### Stated task
Exact repetition of every entry is required.

### Given records

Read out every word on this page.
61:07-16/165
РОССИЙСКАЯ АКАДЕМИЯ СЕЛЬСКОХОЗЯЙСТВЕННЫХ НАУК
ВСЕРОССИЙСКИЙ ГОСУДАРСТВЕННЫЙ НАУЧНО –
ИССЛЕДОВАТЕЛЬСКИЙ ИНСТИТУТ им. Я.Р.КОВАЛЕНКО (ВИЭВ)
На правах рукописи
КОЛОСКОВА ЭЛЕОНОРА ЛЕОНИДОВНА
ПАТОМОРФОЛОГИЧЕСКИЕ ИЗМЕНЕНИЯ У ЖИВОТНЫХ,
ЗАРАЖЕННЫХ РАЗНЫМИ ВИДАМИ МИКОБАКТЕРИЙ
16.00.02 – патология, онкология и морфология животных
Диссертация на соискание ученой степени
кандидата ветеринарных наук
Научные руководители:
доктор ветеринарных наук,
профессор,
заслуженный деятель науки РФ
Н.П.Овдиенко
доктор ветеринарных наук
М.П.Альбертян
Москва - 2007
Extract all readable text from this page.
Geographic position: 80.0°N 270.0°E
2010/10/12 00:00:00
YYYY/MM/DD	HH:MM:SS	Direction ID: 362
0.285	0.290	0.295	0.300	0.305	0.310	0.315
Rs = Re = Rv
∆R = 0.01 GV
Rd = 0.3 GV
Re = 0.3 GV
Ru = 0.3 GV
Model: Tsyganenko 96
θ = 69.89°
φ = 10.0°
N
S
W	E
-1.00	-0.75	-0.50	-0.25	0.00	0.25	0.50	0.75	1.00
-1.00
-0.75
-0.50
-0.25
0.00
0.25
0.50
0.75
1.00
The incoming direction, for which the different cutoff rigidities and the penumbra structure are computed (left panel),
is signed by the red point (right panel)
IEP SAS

### Worked solution
Read out every word on this page.
61:07-16/165
РОССИЙСКАЯ АКАДЕМИЯ СЕЛЬСКОХОЗЯЙСТВЕННЫХ НАУК
ВСЕРОССИЙСКИЙ ГОСУДАРСТВЕННЫЙ НАУЧНО –
ИССЛЕДОВАТЕЛЬСКИЙ ИНСТИТУТ им. Я.Р.КОВАЛЕНКО (ВИЭВ)
На правах рукописи
КОЛОСКОВА ЭЛЕОНОРА ЛЕОНИДОВНА
ПАТОМОРФОЛОГИЧЕСКИЕ ИЗМЕНЕНИЯ У ЖИВОТНЫХ,
ЗАРАЖЕННЫХ РАЗНЫМИ ВИДАМИ МИКОБАКТЕРИЙ
16.00.02 – патология, онкология и морфология животных
Диссертация на соискание ученой степени
кандидата ветеринарных наук
Научные руководители:
доктор ветеринарных наук,
профессор,
заслуженный деятель науки РФ
Н.П.Овдиенко
доктор ветеринарных наук
М.П.Альбертян
Москва - 2007
Extract all readable text from this page.
Geographic position: 80.0°N 270.0°E
2010/10/12 00:00:00
YYYY/MM/DD	HH:MM:SS	Direction ID: 362
0.285	0.290	0.295	0.300	0.305	0.310	0.315
Rs = Re = Rv
∆R = 0.01 GV
Rd = 0.3 GV
Re = 0.3 GV
Ru = 0.3 GV
Model: Tsyganenko 96
θ = 69.89°
φ = 10.0°
N
S
W	E
-1.00	-0.75	-0.50	-0.25	0.00	0.25	0.50	0.75	1.00
-1.00
-0.75
-0.50
-0.25
0.00
0.25
0.50
0.75
1.00
The incoming direction, for which the different cutoff rigidities and the penumbra structure are computed (left panel),
is signed by the red point (right panel)
IEP SAS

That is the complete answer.